--- SOURCE MATERIAL ---
· · · ·

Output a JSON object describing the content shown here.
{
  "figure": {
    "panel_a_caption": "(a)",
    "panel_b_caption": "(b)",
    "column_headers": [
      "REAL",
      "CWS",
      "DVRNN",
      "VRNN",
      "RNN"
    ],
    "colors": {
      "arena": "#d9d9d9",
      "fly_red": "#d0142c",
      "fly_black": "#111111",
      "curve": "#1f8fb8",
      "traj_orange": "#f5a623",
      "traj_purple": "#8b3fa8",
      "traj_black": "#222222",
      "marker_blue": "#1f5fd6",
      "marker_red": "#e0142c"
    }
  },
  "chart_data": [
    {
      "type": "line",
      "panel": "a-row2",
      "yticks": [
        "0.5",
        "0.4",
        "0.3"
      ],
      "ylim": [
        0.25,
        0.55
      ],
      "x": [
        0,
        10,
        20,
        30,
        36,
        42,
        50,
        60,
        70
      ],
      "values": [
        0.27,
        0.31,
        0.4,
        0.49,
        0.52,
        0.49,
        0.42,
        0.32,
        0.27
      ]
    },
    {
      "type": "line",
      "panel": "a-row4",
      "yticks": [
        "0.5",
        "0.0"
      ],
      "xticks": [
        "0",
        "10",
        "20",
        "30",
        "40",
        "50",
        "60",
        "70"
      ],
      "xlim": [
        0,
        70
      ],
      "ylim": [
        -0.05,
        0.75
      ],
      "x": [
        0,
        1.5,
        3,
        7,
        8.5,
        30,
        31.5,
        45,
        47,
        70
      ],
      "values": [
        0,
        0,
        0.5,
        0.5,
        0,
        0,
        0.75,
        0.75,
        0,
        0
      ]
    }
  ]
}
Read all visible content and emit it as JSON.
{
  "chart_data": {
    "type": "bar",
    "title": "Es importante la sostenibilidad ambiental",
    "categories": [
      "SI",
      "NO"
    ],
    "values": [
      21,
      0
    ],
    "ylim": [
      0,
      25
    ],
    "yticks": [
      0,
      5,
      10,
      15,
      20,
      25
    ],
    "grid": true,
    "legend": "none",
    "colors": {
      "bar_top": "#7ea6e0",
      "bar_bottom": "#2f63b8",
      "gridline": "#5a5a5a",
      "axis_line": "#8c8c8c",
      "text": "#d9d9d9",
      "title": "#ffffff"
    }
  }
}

· · · ·

Check all the records above and select each line where the string "title" is found.

--- EXERCISE RESPONSE ---
    "title": "Es importante la sostenibilidad ambiental",
      "title": "#ffffff"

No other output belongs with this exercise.